EXERCISE REQUIREMENTS: Can you reproduce the data beneath, keeping every line exact?

MATERIAL SUPPLIED:
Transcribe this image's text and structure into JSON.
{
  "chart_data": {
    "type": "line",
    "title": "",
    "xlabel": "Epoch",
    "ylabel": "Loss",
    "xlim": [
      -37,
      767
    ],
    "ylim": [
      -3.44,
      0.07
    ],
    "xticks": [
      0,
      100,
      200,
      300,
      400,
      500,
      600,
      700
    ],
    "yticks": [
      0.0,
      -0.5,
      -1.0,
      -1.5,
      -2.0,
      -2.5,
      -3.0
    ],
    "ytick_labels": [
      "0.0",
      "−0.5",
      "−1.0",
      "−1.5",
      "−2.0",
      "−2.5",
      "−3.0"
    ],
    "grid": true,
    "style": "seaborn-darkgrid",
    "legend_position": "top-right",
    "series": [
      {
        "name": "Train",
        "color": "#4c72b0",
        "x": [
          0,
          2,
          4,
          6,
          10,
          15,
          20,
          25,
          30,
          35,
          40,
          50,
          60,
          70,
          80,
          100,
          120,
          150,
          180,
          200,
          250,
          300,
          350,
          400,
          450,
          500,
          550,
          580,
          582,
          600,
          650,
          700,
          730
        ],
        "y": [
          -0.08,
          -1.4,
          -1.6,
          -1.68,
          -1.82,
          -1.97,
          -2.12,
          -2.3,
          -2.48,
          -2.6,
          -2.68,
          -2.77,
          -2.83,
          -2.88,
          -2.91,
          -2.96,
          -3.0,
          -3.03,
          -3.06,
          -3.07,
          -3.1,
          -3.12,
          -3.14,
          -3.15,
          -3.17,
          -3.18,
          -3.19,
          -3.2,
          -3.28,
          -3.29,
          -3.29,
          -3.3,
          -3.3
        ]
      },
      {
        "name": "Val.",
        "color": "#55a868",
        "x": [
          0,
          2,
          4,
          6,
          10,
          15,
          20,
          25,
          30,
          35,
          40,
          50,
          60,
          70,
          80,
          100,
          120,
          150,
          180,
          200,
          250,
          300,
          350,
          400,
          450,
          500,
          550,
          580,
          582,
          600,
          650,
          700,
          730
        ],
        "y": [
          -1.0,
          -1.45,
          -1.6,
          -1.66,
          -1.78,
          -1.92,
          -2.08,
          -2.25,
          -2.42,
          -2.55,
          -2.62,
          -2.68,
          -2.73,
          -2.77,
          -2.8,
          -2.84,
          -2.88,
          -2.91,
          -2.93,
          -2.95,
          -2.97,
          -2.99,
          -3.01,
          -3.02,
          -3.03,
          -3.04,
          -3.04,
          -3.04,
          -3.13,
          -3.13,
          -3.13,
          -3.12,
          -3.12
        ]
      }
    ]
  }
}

EXERCISE ANSWER:
Transcribe this image's text and structure into JSON.
{
  "chart_data": {
    "type": "line",
    "title": "",
    "xlabel": "Epoch",
    "ylabel": "Loss",
    "xlim": [
      -37,
      767
    ],
    "ylim": [
      -3.44,
      0.07
    ],
    "xticks": [
      0,
      100,
      200,
      300,
      400,
      500,
      600,
      700
    ],
    "yticks": [
      0.0,
      -0.5,
      -1.0,
      -1.5,
      -2.0,
      -2.5,
      -3.0
    ],
    "ytick_labels": [
      "0.0",
      "−0.5",
      "−1.0",
      "−1.5",
      "−2.0",
      "−2.5",
      "−3.0"
    ],
    "grid": true,
    "style": "seaborn-darkgrid",
    "legend_position": "top-right",
    "series": [
      {
        "name": "Train",
        "color": "#4c72b0",
        "x": [
          0,
          2,
          4,
          6,
          10,
          15,
          20,
          25,
          30,
          35,
          40,
          50,
          60,
          70,
          80,
          100,
          120,
          150,
          180,
          200,
          250,
          300,
          350,
          400,
          450,
          500,
          550,
          580,
          582,
          600,
          650,
          700,
          730
        ],
        "y": [
          -0.08,
          -1.4,
          -1.6,
          -1.68,
          -1.82,
          -1.97,
          -2.12,
          -2.3,
          -2.48,
          -2.6,
          -2.68,
          -2.77,
          -2.83,
          -2.88,
          -2.91,
          -2.96,
          -3.0,
          -3.03,
          -3.06,
          -3.07,
          -3.1,
          -3.12,
          -3.14,
          -3.15,
          -3.17,
          -3.18,
          -3.19,
          -3.2,
          -3.28,
          -3.29,
          -3.29,
          -3.3,
          -3.3
        ]
      },
      {
        "name": "Val.",
        "color": "#55a868",
        "x": [
          0,
          2,
          4,
          6,
          10,
          15,
          20,
          25,
          30,
          35,
          40,
          50,
          60,
          70,
          80,
          100,
          120,
          150,
          180,
          200,
          250,
          300,
          350,
          400,
          450,
          500,
          550,
          580,
          582,
          600,
          650,
          700,
          730
        ],
        "y": [
          -1.0,
          -1.45,
          -1.6,
          -1.66,
          -1.78,
          -1.92,
          -2.08,
          -2.25,
          -2.42,
          -2.55,
          -2.62,
          -2.68,
          -2.73,
          -2.77,
          -2.8,
          -2.84,
          -2.88,
          -2.91,
          -2.93,
          -2.95,
          -2.97,
          -2.99,
          -3.01,
          -3.02,
          -3.03,
          -3.04,
          -3.04,
          -3.04,
          -3.13,
          -3.13,
          -3.13,
          -3.12,
          -3.12
        ]
      }
    ]
  }
}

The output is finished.